EXERCISE PROMPT: Leaving out every picture, quote the data below exactly as it appears.

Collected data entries
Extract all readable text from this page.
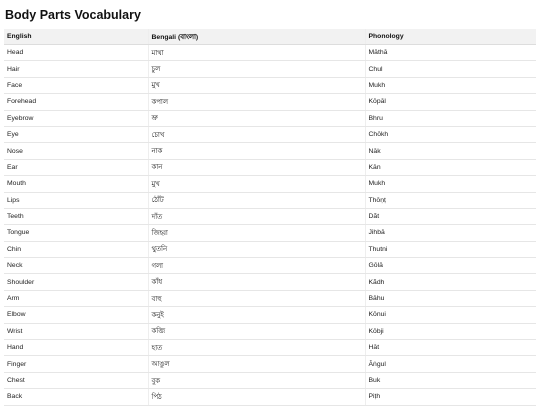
Body Parts Vocabulary
English	Bengali (বাংলা)	Phonology
Head	মাথা	Māthā
Hair	চুল	Chul
Face	মুখ	Mukh
Forehead	কপাল	Kōpāl
Eyebrow	ভ্রু	Bhru
Eye	চোখ	Chōkh
Nose	নাক	Nāk
Ear	কান	Kān
Mouth	মুখ	Mukh
Lips	ঠোঁট	Thōṇṭ
Teeth	দাঁত	Dãt
Tongue	জিহ্বা	Jihbā
Chin	থুতনি	Thutni
Neck	গলা	Gōlā
Shoulder	কাঁধ	Kãdh
Arm	বাহু	Bāhu
Elbow	কনুই	Kōnui
Wrist	কব্জি	Kōbji
Hand	হাত	Hāt
Finger	আঙুল	Āṅgul
Chest	বুক	Buk
Back	পিঠ	Piṭh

CORRECT OUTPUT:
Extract all readable text from this page.
Body Parts Vocabulary
English	Bengali (বাংলা)	Phonology
Head	মাথা	Māthā
Hair	চুল	Chul
Face	মুখ	Mukh
Forehead	কপাল	Kōpāl
Eyebrow	ভ্রু	Bhru
Eye	চোখ	Chōkh
Nose	নাক	Nāk
Ear	কান	Kān
Mouth	মুখ	Mukh
Lips	ঠোঁট	Thōṇṭ
Teeth	দাঁত	Dãt
Tongue	জিহ্বা	Jihbā
Chin	থুতনি	Thutni
Neck	গলা	Gōlā
Shoulder	কাঁধ	Kãdh
Arm	বাহু	Bāhu
Elbow	কনুই	Kōnui
Wrist	কব্জি	Kōbji
Hand	হাত	Hāt
Finger	আঙুল	Āṅgul
Chest	বুক	Buk
Back	পিঠ	Piṭh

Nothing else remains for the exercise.